The path to power: ‘Let’s commit to the long haul’
The following discussion of strategy for social change, by Umair Muhammad, was first published under the title “An Altered Position,” as an afterword to the second edition of his book Confronting Injustice: Social Activism in the Age of Individualism.
By Umair Muhammad
August 17, 2016 — Links International Journal of Socialist Renewal reposted from John Riddell's blog with permission — During the summer of 2014 I became involved in an anti-pipeline campaign in Toronto. Part of the campaign against the oil pipeline involved occupying worksites. I myself was able to take part in two such occupations. The first occupation resulted in a one-day stoppage of work. The second stopped work for at least two days and resulted in work equipment being carried offsite. The occupations were in part meant to serve as precursors for larger actions to come, allowing the activists involved to build links and gain experience.
The campaign involved dozens of committed activists. Many other tactics aside from the occupations were used, including pressuring politicians, hosting public education events and getting the media to cover the issue. The delays caused by the campaign reportedly resulted in costs amounting to $100 million to the pipeline company. But the project remained on course. Moreover, the wider goal of drastically reducing our reliance on fossil fuels was not nearer in sight.

##########

**TO BE DONE**
[A] According to the passage on the anti-pipeline campaign, what did the delays reportedly cost the pipeline company?
[B] Copy out the rows below, starting with the first row and stopping after the row that contains "Bar bbox=[136, 303, 300, 365]".

##########

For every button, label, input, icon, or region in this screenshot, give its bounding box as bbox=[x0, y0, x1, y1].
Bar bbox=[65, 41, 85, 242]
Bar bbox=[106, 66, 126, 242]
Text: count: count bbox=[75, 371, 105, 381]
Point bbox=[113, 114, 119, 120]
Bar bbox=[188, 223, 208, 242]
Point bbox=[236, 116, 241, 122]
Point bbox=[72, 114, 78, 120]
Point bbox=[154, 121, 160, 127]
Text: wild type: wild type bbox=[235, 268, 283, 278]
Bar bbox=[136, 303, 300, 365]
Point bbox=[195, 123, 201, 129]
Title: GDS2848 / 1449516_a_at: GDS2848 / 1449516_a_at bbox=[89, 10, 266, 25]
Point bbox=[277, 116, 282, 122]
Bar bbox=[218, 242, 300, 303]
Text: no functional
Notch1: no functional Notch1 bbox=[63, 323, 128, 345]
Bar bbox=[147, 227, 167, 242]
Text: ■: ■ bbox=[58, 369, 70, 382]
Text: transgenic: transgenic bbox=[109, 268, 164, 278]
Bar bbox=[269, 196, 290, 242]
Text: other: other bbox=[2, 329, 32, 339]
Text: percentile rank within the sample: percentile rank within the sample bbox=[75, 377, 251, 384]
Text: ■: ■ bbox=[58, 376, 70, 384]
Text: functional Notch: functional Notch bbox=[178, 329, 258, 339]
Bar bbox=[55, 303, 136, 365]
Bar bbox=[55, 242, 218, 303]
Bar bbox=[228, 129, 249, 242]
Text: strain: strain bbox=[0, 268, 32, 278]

##########

**ANSWERS FOR THE EXERCISE**
[A] Costs amounting to $100 million.

[B]
For every button, label, input, icon, or region in this screenshot, give its bounding box as bbox=[x0, y0, x1, y1].
Bar bbox=[65, 41, 85, 242]
Bar bbox=[106, 66, 126, 242]
Text: count: count bbox=[75, 371, 105, 381]
Point bbox=[113, 114, 119, 120]
Bar bbox=[188, 223, 208, 242]
Point bbox=[236, 116, 241, 122]
Point bbox=[72, 114, 78, 120]
Point bbox=[154, 121, 160, 127]
Text: wild type: wild type bbox=[235, 268, 283, 278]
Bar bbox=[136, 303, 300, 365]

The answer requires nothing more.